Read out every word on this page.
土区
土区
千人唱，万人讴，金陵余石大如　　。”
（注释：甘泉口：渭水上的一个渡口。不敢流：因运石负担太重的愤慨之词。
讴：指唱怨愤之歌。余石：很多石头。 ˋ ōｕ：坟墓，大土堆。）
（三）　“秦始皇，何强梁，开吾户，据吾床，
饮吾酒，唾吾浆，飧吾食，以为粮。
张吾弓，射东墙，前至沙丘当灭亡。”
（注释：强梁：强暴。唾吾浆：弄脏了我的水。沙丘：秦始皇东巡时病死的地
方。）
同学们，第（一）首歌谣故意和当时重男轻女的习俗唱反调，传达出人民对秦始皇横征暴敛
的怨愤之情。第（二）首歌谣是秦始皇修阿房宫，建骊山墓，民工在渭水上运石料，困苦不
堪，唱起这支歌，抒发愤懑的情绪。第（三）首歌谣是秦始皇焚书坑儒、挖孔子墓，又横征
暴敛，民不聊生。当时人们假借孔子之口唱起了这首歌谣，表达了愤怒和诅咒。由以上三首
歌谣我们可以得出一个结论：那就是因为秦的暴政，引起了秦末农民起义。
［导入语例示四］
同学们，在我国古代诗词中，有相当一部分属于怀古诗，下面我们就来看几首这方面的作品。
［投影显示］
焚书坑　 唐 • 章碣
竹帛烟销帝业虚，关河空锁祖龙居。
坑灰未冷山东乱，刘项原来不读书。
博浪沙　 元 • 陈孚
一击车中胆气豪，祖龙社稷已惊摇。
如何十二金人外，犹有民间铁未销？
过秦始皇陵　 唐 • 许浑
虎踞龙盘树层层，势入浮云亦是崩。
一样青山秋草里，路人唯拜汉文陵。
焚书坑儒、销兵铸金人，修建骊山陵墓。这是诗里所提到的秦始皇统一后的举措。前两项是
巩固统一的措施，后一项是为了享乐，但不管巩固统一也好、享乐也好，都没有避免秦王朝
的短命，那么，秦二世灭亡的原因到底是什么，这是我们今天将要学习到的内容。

▶ [WHAT YOU WILL DO]
Using the data above, reproduce every line exactly.

▶ [CORRECT ANSWER]
Read out every word on this page.
土区
土区
千人唱，万人讴，金陵余石大如　　。”
（注释：甘泉口：渭水上的一个渡口。不敢流：因运石负担太重的愤慨之词。
讴：指唱怨愤之歌。余石：很多石头。 ˋ ōｕ：坟墓，大土堆。）
（三）　“秦始皇，何强梁，开吾户，据吾床，
饮吾酒，唾吾浆，飧吾食，以为粮。
张吾弓，射东墙，前至沙丘当灭亡。”
（注释：强梁：强暴。唾吾浆：弄脏了我的水。沙丘：秦始皇东巡时病死的地
方。）
同学们，第（一）首歌谣故意和当时重男轻女的习俗唱反调，传达出人民对秦始皇横征暴敛
的怨愤之情。第（二）首歌谣是秦始皇修阿房宫，建骊山墓，民工在渭水上运石料，困苦不
堪，唱起这支歌，抒发愤懑的情绪。第（三）首歌谣是秦始皇焚书坑儒、挖孔子墓，又横征
暴敛，民不聊生。当时人们假借孔子之口唱起了这首歌谣，表达了愤怒和诅咒。由以上三首
歌谣我们可以得出一个结论：那就是因为秦的暴政，引起了秦末农民起义。
［导入语例示四］
同学们，在我国古代诗词中，有相当一部分属于怀古诗，下面我们就来看几首这方面的作品。
［投影显示］
焚书坑　 唐 • 章碣
竹帛烟销帝业虚，关河空锁祖龙居。
坑灰未冷山东乱，刘项原来不读书。
博浪沙　 元 • 陈孚
一击车中胆气豪，祖龙社稷已惊摇。
如何十二金人外，犹有民间铁未销？
过秦始皇陵　 唐 • 许浑
虎踞龙盘树层层，势入浮云亦是崩。
一样青山秋草里，路人唯拜汉文陵。
焚书坑儒、销兵铸金人，修建骊山陵墓。这是诗里所提到的秦始皇统一后的举措。前两项是
巩固统一的措施，后一项是为了享乐，但不管巩固统一也好、享乐也好，都没有避免秦王朝
的短命，那么，秦二世灭亡的原因到底是什么，这是我们今天将要学习到的内容。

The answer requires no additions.